Recast the material from the line with "Patent image size: (918, 802)." up to and including the line with "In FIG. 10, the wand 22 is at (391, 562)." as a numbered list, leaving out any blank lines.

-- Start DATA EXTRACT --

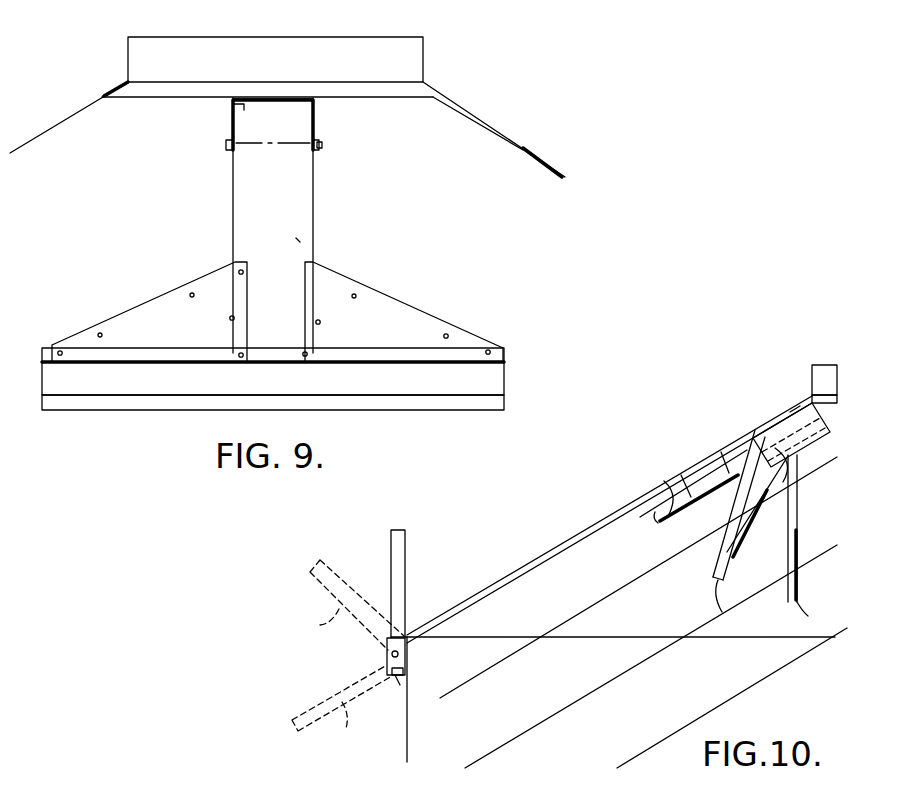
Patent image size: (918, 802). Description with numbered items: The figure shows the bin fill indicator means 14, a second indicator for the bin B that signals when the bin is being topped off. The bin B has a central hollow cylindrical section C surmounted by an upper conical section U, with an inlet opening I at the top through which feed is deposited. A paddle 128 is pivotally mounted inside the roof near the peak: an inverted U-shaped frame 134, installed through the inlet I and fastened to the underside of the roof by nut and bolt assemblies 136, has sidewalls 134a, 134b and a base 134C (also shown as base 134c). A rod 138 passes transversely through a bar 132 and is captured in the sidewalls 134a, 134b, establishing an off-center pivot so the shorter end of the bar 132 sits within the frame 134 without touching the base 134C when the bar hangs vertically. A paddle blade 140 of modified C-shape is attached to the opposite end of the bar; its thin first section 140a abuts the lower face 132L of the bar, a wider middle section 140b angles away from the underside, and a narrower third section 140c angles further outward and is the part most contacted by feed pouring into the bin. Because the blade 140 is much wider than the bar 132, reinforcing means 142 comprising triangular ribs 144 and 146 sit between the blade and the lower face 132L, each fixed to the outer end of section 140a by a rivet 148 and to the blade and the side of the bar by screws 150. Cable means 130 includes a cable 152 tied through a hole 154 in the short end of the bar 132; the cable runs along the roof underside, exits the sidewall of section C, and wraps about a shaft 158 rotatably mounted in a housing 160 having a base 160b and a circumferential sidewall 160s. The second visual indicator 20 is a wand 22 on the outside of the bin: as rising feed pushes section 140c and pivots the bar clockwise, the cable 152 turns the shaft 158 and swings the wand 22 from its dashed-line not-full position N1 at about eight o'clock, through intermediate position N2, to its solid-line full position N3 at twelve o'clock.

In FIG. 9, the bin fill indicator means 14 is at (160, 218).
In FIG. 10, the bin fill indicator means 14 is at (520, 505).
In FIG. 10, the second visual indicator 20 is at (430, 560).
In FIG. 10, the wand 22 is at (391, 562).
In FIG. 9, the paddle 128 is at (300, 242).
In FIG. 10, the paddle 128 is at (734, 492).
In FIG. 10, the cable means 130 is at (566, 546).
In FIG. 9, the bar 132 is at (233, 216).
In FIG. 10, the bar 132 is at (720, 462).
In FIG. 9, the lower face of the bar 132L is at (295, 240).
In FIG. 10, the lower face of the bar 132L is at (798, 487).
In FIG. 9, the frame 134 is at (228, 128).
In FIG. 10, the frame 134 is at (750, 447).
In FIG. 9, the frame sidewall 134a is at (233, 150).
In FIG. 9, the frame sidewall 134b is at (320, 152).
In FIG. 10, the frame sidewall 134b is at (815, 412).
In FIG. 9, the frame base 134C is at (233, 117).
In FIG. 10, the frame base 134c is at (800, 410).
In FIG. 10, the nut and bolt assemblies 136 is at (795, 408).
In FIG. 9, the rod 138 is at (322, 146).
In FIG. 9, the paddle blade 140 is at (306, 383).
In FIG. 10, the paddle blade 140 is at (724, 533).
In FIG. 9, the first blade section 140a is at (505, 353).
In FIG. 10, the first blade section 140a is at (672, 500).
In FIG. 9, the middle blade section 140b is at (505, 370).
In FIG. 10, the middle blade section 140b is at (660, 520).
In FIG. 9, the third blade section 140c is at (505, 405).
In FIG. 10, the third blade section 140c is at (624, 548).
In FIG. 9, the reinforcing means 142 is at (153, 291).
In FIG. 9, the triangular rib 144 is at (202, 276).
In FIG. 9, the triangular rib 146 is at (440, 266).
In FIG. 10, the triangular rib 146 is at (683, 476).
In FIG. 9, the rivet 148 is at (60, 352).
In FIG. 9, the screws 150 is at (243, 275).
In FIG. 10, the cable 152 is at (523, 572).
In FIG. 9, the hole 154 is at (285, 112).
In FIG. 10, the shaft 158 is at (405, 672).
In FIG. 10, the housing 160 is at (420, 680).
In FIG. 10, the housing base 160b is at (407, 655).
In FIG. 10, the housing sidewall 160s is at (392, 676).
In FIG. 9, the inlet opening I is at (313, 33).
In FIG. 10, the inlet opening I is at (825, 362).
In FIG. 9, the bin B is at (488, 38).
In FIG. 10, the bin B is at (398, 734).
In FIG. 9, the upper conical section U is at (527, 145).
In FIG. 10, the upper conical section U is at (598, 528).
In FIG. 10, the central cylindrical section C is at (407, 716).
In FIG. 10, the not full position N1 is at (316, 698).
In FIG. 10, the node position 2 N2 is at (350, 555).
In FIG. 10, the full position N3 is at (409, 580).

-- End DATA EXTRACT --
-- Start DATA EXTRACT --

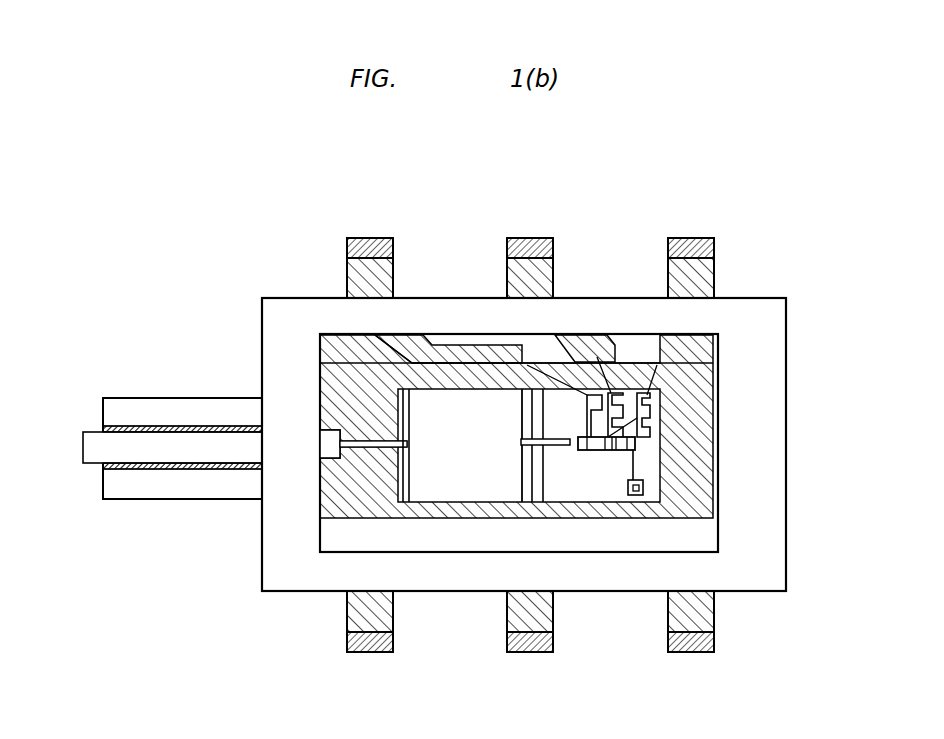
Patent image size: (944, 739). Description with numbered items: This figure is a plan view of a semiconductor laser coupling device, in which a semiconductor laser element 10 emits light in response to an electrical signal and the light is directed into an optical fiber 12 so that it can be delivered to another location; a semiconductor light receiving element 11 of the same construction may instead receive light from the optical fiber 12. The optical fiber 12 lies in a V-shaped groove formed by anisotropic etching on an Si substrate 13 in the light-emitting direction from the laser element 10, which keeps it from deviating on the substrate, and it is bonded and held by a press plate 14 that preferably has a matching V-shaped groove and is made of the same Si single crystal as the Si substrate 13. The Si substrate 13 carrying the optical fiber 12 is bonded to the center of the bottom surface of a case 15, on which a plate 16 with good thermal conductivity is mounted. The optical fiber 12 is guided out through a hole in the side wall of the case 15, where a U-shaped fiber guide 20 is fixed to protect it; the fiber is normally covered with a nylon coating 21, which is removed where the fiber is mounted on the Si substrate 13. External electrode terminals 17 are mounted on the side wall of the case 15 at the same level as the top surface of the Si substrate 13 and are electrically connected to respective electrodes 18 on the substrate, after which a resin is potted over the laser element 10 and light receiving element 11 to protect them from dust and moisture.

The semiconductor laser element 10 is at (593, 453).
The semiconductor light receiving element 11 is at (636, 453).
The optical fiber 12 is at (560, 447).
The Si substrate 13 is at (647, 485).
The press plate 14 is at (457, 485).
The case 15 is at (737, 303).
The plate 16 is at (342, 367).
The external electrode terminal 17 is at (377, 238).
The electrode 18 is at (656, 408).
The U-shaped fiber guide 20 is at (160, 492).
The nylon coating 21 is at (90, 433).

-- End DATA EXTRACT --

== EXERCISE OUTPUT ==
1. Patent image size: (918, 802). Description with numbered items: The figure shows the bin fill indicator means 14, a second indicator for the bin B that signals when the bin is being topped off. The bin B has a central hollow cylindrical section C surmounted by an upper conical section U, with an inlet opening I at the top through which feed is deposited. A paddle 128 is pivotally mounted inside the roof near the peak: an inverted U-shaped frame 134, installed through the inlet I and fastened to the underside of the roof by nut and bolt assemblies 136, has sidewalls 134a, 134b and a base 134C (also shown as base 134c). A rod 138 passes transversely through a bar 132 and is captured in the sidewalls 134a, 134b, establishing an off-center pivot so the shorter end of the bar 132 sits within the frame 134 without touching the base 134C when the bar hangs vertically. A paddle blade 140 of modified C-shape is attached to the opposite end of the bar; its thin first section 140a abuts the lower face 132L of the bar, a wider middle section 140b angles away from the underside, and a narrower third section 140c angles further outward and is the part most contacted by feed pouring into the bin. Because the blade 140 is much wider than the bar 132, reinforcing means 142 comprising triangular ribs 144 and 146 sit between the blade and the lower face 132L, each fixed to the outer end of section 140a by a rivet 148 and to the blade and the side of the bar by screws 150. Cable means 130 includes a cable 152 tied through a hole 154 in the short end of the bar 132; the cable runs along the roof underside, exits the sidewall of section C, and wraps about a shaft 158 rotatably mounted in a housing 160 having a base 160b and a circumferential sidewall 160s. The second visual indicator 20 is a wand 22 on the outside of the bin: as rising feed pushes section 140c and pivots the bar clockwise, the cable 152 turns the shaft 158 and swings the wand 22 from its dashed-line not-full position N1 at about eight o'clock, through intermediate position N2, to its solid-line full position N3 at twelve o'clock.
2. In FIG. 9, the bin fill indicator means 14 is at (160, 218).
3. In FIG. 10, the bin fill indicator means 14 is at (520, 505).
4. In FIG. 10, the second visual indicator 20 is at (430, 560).
5. In FIG. 10, the wand 22 is at (391, 562).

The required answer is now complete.